-- Start Record extracts --

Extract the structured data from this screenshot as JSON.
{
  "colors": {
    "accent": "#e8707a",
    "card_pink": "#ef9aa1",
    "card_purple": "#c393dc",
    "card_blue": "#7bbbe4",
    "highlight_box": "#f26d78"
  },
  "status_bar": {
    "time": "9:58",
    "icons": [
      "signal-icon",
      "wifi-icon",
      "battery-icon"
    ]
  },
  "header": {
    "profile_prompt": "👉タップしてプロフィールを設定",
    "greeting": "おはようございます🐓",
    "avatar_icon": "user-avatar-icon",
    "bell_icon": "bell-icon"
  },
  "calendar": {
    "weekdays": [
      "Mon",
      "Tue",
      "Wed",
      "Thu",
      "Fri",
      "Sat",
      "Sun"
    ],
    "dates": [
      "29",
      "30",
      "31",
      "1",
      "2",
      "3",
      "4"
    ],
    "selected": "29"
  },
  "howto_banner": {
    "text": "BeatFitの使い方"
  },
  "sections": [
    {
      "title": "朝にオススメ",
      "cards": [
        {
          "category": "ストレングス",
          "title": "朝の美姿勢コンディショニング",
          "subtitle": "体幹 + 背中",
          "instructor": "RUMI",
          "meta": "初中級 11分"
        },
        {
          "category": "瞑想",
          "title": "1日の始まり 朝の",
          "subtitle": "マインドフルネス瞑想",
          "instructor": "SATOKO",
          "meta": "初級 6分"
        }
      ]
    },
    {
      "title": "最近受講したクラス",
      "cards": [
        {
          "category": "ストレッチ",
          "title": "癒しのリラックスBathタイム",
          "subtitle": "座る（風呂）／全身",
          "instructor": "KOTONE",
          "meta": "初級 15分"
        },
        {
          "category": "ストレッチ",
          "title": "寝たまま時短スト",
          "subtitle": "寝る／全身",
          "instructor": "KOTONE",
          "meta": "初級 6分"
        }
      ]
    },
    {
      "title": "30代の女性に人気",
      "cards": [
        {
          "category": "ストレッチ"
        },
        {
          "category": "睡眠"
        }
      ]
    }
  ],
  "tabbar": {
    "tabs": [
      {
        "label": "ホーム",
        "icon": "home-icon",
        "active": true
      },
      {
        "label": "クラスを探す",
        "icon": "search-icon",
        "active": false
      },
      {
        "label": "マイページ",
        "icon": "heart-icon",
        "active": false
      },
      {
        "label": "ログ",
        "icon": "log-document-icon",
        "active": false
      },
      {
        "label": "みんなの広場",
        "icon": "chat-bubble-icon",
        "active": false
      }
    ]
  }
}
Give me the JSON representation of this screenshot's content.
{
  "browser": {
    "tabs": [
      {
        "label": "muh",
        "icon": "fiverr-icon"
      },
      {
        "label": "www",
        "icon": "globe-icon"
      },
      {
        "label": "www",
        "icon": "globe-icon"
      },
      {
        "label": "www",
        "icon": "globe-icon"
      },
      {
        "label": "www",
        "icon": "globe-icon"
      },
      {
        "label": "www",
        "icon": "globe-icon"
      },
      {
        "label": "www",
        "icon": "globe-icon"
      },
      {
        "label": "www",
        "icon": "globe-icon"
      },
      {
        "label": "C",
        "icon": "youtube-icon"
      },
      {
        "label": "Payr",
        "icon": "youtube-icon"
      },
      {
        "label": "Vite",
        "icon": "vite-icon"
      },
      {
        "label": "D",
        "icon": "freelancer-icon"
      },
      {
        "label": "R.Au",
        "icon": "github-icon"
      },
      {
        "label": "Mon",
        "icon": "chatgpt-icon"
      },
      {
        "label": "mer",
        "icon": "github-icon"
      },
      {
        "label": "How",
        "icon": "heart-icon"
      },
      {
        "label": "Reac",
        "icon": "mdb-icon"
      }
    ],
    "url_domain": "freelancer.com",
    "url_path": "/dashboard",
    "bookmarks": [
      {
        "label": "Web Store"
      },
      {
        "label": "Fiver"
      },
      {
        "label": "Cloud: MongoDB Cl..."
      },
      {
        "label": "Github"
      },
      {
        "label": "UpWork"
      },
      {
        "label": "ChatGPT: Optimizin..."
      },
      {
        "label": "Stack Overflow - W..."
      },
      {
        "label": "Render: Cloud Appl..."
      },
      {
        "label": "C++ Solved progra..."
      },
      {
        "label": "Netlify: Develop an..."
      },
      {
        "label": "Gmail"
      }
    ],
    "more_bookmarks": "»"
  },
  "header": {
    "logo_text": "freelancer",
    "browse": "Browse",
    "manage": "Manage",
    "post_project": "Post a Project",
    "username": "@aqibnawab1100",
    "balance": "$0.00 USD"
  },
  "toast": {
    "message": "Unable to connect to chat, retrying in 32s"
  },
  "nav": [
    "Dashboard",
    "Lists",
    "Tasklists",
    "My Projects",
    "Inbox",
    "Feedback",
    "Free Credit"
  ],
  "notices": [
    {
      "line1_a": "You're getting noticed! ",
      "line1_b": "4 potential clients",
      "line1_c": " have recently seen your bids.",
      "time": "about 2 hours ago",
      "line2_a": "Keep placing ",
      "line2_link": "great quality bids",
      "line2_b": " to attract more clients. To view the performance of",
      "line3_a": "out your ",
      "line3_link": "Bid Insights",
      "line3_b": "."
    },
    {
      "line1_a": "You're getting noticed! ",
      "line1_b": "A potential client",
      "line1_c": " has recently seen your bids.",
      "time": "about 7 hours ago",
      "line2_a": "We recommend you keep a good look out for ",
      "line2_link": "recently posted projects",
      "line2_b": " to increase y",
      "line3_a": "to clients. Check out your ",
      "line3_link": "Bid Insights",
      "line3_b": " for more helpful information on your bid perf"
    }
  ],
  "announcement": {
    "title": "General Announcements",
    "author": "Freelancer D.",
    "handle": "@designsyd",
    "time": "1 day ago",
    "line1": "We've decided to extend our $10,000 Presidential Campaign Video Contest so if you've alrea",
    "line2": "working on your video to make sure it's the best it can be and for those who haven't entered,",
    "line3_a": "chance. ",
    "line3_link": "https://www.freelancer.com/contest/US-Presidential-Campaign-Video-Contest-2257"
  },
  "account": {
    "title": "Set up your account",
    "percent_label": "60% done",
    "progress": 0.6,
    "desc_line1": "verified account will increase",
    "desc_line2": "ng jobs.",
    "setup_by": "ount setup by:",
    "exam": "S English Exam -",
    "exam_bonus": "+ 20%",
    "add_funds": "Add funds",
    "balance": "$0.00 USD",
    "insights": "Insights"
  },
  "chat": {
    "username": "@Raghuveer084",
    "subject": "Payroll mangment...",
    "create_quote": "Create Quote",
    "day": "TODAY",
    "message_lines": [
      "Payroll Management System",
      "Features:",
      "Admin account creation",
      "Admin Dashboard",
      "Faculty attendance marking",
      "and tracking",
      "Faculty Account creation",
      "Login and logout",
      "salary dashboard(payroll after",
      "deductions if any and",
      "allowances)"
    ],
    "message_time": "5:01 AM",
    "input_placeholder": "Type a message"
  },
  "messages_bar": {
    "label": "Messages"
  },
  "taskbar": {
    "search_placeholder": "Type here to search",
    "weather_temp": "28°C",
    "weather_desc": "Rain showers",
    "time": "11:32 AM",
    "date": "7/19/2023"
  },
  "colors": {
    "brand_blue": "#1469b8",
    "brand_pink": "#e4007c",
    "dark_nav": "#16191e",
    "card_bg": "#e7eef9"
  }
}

-- End Record extracts --

Task details — Reproduce the listing above word for word.

Solved exercise —
Extract the structured data from this screenshot as JSON.
{
  "colors": {
    "accent": "#e8707a",
    "card_pink": "#ef9aa1",
    "card_purple": "#c393dc",
    "card_blue": "#7bbbe4",
    "highlight_box": "#f26d78"
  },
  "status_bar": {
    "time": "9:58",
    "icons": [
      "signal-icon",
      "wifi-icon",
      "battery-icon"
    ]
  },
  "header": {
    "profile_prompt": "👉タップしてプロフィールを設定",
    "greeting": "おはようございます🐓",
    "avatar_icon": "user-avatar-icon",
    "bell_icon": "bell-icon"
  },
  "calendar": {
    "weekdays": [
      "Mon",
      "Tue",
      "Wed",
      "Thu",
      "Fri",
      "Sat",
      "Sun"
    ],
    "dates": [
      "29",
      "30",
      "31",
      "1",
      "2",
      "3",
      "4"
    ],
    "selected": "29"
  },
  "howto_banner": {
    "text": "BeatFitの使い方"
  },
  "sections": [
    {
      "title": "朝にオススメ",
      "cards": [
        {
          "category": "ストレングス",
          "title": "朝の美姿勢コンディショニング",
          "subtitle": "体幹 + 背中",
          "instructor": "RUMI",
          "meta": "初中級 11分"
        },
        {
          "category": "瞑想",
          "title": "1日の始まり 朝の",
          "subtitle": "マインドフルネス瞑想",
          "instructor": "SATOKO",
          "meta": "初級 6分"
        }
      ]
    },
    {
      "title": "最近受講したクラス",
      "cards": [
        {
          "category": "ストレッチ",
          "title": "癒しのリラックスBathタイム",
          "subtitle": "座る（風呂）／全身",
          "instructor": "KOTONE",
          "meta": "初級 15分"
        },
        {
          "category": "ストレッチ",
          "title": "寝たまま時短スト",
          "subtitle": "寝る／全身",
          "instructor": "KOTONE",
          "meta": "初級 6分"
        }
      ]
    },
    {
      "title": "30代の女性に人気",
      "cards": [
        {
          "category": "ストレッチ"
        },
        {
          "category": "睡眠"
        }
      ]
    }
  ],
  "tabbar": {
    "tabs": [
      {
        "label": "ホーム",
        "icon": "home-icon",
        "active": true
      },
      {
        "label": "クラスを探す",
        "icon": "search-icon",
        "active": false
      },
      {
        "label": "マイページ",
        "icon": "heart-icon",
        "active": false
      },
      {
        "label": "ログ",
        "icon": "log-document-icon",
        "active": false
      },
      {
        "label": "みんなの広場",
        "icon": "chat-bubble-icon",
        "active": false
      }
    ]
  }
}
Give me the JSON representation of this screenshot's content.
{
  "browser": {
    "tabs": [
      {
        "label": "muh",
        "icon": "fiverr-icon"
      },
      {
        "label": "www",
        "icon": "globe-icon"
      },
      {
        "label": "www",
        "icon": "globe-icon"
      },
      {
        "label": "www",
        "icon": "globe-icon"
      },
      {
        "label": "www",
        "icon": "globe-icon"
      },
      {
        "label": "www",
        "icon": "globe-icon"
      },
      {
        "label": "www",
        "icon": "globe-icon"
      },
      {
        "label": "www",
        "icon": "globe-icon"
      },
      {
        "label": "C",
        "icon": "youtube-icon"
      },
      {
        "label": "Payr",
        "icon": "youtube-icon"
      },
      {
        "label": "Vite",
        "icon": "vite-icon"
      },
      {
        "label": "D",
        "icon": "freelancer-icon"
      },
      {
        "label": "R.Au",
        "icon": "github-icon"
      },
      {
        "label": "Mon",
        "icon": "chatgpt-icon"
      },
      {
        "label": "mer",
        "icon": "github-icon"
      },
      {
        "label": "How",
        "icon": "heart-icon"
      },
      {
        "label": "Reac",
        "icon": "mdb-icon"
      }
    ],
    "url_domain": "freelancer.com",
    "url_path": "/dashboard",
    "bookmarks": [
      {
        "label": "Web Store"
      },
      {
        "label": "Fiver"
      },
      {
        "label": "Cloud: MongoDB Cl..."
      },
      {
        "label": "Github"
      },
      {
        "label": "UpWork"
      },
      {
        "label": "ChatGPT: Optimizin..."
      },
      {
        "label": "Stack Overflow - W..."
      },
      {
        "label": "Render: Cloud Appl..."
      },
      {
        "label": "C++ Solved progra..."
      },
      {
        "label": "Netlify: Develop an..."
      },
      {
        "label": "Gmail"
      }
    ],
    "more_bookmarks": "»"
  },
  "header": {
    "logo_text": "freelancer",
    "browse": "Browse",
    "manage": "Manage",
    "post_project": "Post a Project",
    "username": "@aqibnawab1100",
    "balance": "$0.00 USD"
  },
  "toast": {
    "message": "Unable to connect to chat, retrying in 32s"
  },
  "nav": [
    "Dashboard",
    "Lists",
    "Tasklists",
    "My Projects",
    "Inbox",
    "Feedback",
    "Free Credit"
  ],
  "notices": [
    {
      "line1_a": "You're getting noticed! ",
      "line1_b": "4 potential clients",
      "line1_c": " have recently seen your bids.",
      "time": "about 2 hours ago",
      "line2_a": "Keep placing ",
      "line2_link": "great quality bids",
      "line2_b": " to attract more clients. To view the performance of",
      "line3_a": "out your ",
      "line3_link": "Bid Insights",
      "line3_b": "."
    },
    {
      "line1_a": "You're getting noticed! ",
      "line1_b": "A potential client",
      "line1_c": " has recently seen your bids.",
      "time": "about 7 hours ago",
      "line2_a": "We recommend you keep a good look out for ",
      "line2_link": "recently posted projects",
      "line2_b": " to increase y",
      "line3_a": "to clients. Check out your ",
      "line3_link": "Bid Insights",
      "line3_b": " for more helpful information on your bid perf"
    }
  ],
  "announcement": {
    "title": "General Announcements",
    "author": "Freelancer D.",
    "handle": "@designsyd",
    "time": "1 day ago",
    "line1": "We've decided to extend our $10,000 Presidential Campaign Video Contest so if you've alrea",
    "line2": "working on your video to make sure it's the best it can be and for those who haven't entered,",
    "line3_a": "chance. ",
    "line3_link": "https://www.freelancer.com/contest/US-Presidential-Campaign-Video-Contest-2257"
  },
  "account": {
    "title": "Set up your account",
    "percent_label": "60% done",
    "progress": 0.6,
    "desc_line1": "verified account will increase",
    "desc_line2": "ng jobs.",
    "setup_by": "ount setup by:",
    "exam": "S English Exam -",
    "exam_bonus": "+ 20%",
    "add_funds": "Add funds",
    "balance": "$0.00 USD",
    "insights": "Insights"
  },
  "chat": {
    "username": "@Raghuveer084",
    "subject": "Payroll mangment...",
    "create_quote": "Create Quote",
    "day": "TODAY",
    "message_lines": [
      "Payroll Management System",
      "Features:",
      "Admin account creation",
      "Admin Dashboard",
      "Faculty attendance marking",
      "and tracking",
      "Faculty Account creation",
      "Login and logout",
      "salary dashboard(payroll after",
      "deductions if any and",
      "allowances)"
    ],
    "message_time": "5:01 AM",
    "input_placeholder": "Type a message"
  },
  "messages_bar": {
    "label": "Messages"
  },
  "taskbar": {
    "search_placeholder": "Type here to search",
    "weather_temp": "28°C",
    "weather_desc": "Rain showers",
    "time": "11:32 AM",
    "date": "7/19/2023"
  },
  "colors": {
    "brand_blue": "#1469b8",
    "brand_pink": "#e4007c",
    "dark_nav": "#16191e",
    "card_bg": "#e7eef9"
  }
}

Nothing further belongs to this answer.